Select all lines in the records that include "than".

* _Input_:
□ □ □ □ □
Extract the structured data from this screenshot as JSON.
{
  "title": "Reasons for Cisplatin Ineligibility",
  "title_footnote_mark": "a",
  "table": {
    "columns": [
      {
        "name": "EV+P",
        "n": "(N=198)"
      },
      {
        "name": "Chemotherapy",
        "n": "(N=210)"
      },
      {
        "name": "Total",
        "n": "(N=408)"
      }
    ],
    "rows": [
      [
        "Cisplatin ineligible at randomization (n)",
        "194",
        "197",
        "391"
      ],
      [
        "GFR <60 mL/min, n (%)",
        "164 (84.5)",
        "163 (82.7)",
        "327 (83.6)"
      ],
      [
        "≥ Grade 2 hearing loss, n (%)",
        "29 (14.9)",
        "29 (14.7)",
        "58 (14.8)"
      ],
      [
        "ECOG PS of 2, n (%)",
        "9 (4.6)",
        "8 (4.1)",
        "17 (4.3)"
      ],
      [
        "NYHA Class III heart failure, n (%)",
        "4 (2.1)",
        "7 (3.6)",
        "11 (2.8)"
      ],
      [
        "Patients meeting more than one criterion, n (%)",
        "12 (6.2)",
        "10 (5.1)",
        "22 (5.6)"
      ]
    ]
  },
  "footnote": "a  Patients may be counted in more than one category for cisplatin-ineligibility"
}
□ □ □ □ □
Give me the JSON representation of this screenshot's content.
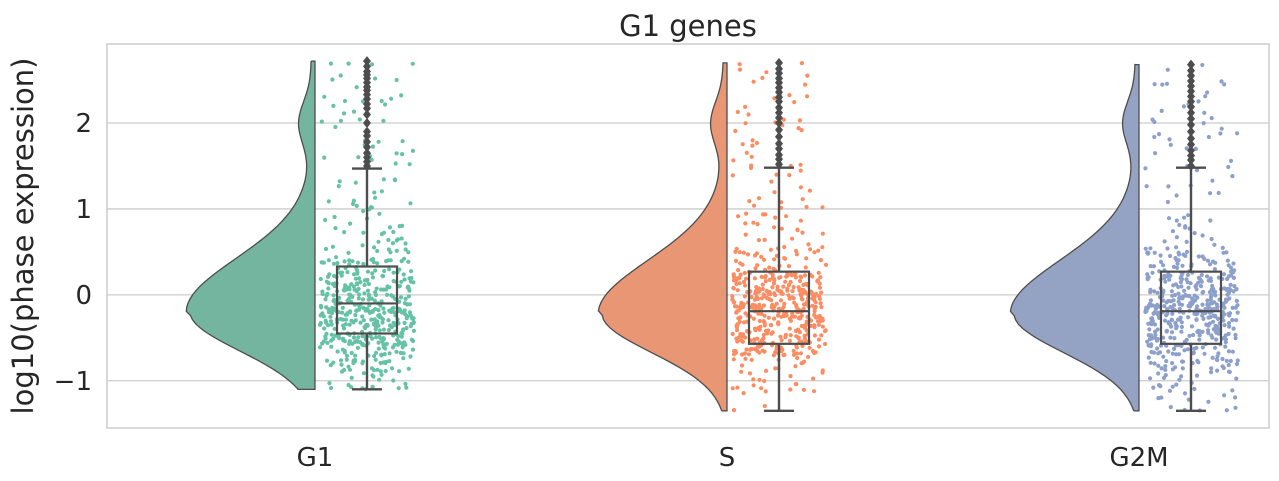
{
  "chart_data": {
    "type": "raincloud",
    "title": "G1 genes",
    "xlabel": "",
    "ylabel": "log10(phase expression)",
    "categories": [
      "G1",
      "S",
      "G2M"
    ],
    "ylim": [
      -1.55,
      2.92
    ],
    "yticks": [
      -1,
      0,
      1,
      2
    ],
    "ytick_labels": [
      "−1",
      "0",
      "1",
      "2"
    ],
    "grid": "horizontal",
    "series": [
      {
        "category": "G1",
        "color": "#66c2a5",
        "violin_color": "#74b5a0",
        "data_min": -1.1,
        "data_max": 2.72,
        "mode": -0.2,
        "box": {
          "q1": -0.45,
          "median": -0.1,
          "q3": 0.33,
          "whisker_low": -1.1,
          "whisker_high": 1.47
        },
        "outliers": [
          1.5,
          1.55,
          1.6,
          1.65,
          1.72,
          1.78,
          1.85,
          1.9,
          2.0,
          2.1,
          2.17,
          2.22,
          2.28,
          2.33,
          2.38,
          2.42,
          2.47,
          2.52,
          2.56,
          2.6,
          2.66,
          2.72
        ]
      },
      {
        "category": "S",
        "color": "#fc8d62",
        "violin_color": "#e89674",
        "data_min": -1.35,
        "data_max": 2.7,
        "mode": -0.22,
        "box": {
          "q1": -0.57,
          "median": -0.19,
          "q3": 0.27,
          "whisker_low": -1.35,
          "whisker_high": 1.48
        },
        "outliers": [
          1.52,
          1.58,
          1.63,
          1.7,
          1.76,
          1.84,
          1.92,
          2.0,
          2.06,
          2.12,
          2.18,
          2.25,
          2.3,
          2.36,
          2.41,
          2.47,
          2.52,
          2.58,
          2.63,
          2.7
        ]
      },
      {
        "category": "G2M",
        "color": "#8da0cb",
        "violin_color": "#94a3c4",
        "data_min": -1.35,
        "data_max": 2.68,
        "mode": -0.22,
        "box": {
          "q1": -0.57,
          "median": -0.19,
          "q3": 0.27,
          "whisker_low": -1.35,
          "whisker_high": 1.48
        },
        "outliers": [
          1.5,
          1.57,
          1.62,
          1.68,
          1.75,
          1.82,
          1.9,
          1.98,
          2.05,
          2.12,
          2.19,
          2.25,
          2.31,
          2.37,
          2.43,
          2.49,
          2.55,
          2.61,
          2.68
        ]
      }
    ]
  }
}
□ □ □ □ □
* _Answer area_:
        "Patients meeting more than one criterion, n (%)",
  "footnote": "a  Patients may be counted in more than one category for cisplatin-ineligibility"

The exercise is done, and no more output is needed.